Data supplied:

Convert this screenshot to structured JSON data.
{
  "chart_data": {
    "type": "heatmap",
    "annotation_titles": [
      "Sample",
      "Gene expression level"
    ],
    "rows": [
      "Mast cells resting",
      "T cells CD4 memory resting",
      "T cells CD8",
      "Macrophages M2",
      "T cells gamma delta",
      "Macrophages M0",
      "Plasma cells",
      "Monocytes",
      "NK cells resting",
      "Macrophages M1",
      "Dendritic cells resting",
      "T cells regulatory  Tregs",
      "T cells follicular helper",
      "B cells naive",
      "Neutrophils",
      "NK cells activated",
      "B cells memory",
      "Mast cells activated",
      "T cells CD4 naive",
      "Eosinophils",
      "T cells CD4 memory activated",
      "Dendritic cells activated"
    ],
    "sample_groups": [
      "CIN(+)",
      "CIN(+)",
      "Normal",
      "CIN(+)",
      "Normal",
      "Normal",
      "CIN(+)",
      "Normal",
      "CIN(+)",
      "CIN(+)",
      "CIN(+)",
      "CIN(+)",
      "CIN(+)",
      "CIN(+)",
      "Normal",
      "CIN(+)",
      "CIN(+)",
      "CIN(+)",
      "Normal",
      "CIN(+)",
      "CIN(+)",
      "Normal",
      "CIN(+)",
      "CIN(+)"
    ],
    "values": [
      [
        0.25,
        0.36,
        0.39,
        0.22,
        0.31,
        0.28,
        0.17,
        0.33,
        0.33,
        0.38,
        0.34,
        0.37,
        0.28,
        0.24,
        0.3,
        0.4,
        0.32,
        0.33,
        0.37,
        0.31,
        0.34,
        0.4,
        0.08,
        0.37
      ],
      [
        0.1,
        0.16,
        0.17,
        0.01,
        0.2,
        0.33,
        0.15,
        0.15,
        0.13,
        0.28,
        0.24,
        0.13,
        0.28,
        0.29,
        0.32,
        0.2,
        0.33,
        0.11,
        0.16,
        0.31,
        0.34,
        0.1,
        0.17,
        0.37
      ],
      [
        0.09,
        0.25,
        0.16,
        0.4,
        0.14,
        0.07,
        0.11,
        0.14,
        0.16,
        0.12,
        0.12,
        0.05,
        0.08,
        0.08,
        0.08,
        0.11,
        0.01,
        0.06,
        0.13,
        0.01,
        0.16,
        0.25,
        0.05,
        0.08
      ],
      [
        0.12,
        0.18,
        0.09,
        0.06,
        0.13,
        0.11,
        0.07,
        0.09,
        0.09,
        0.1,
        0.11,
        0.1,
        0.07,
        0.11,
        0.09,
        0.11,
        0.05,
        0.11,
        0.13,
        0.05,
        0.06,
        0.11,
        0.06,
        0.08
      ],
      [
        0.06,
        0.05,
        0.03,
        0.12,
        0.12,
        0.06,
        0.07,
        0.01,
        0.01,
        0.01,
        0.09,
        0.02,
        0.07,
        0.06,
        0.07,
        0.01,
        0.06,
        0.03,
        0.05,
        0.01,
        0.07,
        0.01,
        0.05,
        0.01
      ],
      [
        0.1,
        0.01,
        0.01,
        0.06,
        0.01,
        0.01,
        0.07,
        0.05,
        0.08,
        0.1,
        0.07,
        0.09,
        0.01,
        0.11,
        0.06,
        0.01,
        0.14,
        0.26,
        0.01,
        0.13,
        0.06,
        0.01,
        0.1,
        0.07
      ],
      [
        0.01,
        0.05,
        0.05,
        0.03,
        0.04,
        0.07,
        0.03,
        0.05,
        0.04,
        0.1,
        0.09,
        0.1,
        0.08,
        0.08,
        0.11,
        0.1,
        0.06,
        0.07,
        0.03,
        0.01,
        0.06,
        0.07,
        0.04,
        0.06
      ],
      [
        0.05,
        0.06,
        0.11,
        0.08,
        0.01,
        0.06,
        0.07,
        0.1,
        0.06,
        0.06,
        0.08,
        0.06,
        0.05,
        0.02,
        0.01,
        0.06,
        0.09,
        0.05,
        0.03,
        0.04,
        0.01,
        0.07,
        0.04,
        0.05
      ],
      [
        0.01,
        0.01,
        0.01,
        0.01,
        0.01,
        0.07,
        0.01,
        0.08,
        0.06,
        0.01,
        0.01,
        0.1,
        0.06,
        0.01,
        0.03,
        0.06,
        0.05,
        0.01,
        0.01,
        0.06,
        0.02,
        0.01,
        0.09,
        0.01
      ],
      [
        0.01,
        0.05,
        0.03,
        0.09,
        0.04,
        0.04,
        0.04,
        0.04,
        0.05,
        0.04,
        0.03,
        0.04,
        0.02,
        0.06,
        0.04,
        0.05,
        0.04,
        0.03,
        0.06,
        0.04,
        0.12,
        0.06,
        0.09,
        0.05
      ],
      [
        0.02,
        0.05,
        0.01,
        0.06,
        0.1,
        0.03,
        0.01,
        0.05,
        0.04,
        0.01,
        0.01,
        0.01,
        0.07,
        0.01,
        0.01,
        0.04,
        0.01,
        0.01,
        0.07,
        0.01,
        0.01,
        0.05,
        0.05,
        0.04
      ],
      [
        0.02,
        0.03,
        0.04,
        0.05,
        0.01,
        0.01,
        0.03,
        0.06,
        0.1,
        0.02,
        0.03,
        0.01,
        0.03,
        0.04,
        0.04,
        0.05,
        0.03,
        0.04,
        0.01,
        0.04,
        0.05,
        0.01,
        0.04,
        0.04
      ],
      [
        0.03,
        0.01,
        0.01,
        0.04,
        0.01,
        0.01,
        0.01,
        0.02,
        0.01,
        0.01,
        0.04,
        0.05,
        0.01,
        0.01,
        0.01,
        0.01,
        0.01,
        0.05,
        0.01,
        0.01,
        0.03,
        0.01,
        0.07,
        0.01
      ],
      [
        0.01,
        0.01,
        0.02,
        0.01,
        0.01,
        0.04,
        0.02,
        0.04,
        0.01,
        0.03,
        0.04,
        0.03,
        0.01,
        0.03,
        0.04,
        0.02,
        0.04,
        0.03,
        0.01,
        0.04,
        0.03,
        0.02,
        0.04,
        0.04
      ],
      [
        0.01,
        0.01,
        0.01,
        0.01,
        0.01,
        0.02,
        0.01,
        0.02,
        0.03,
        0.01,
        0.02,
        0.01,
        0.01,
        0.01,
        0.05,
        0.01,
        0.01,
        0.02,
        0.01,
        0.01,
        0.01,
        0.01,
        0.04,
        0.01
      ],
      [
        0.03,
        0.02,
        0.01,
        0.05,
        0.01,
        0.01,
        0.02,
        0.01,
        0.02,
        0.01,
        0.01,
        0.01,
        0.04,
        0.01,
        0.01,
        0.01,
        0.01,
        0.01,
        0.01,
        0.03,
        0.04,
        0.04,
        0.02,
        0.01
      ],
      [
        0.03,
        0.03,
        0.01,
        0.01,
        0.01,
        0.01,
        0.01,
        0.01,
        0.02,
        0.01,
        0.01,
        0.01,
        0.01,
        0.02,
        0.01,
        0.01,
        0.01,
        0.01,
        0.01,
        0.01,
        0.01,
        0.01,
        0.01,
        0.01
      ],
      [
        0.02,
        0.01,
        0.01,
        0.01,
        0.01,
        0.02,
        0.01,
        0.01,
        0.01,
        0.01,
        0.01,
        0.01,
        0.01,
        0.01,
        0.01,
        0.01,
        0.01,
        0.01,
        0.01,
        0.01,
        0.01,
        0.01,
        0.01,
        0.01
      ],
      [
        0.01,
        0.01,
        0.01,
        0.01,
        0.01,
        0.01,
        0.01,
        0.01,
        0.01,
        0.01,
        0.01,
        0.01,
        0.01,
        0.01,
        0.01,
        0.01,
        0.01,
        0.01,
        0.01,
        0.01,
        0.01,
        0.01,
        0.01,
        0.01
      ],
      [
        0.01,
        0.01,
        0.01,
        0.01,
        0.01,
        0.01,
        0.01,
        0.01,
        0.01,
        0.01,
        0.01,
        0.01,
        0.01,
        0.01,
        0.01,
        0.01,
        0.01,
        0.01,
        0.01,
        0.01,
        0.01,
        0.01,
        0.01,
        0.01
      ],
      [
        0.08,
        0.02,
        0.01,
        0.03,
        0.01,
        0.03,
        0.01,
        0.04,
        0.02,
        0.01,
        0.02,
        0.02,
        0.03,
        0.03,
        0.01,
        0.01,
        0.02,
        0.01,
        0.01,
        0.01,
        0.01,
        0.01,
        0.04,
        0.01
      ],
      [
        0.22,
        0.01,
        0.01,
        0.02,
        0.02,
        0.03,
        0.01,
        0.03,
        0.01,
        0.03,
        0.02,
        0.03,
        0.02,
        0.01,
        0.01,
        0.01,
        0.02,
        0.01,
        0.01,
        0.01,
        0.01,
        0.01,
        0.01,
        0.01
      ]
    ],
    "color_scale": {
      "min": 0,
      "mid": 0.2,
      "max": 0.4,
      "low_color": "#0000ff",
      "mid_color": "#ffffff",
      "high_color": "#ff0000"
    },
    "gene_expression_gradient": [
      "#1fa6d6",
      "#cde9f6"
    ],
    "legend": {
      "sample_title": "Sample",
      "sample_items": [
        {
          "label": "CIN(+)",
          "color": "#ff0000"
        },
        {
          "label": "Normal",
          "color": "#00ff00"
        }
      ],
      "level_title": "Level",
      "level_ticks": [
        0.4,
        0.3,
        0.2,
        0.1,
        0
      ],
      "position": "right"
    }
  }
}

Assignment:
All lines in the preceding records that hold the word "Mast" need to be copied.

Result of the task:
      "Mast cells resting",
      "Mast cells activated",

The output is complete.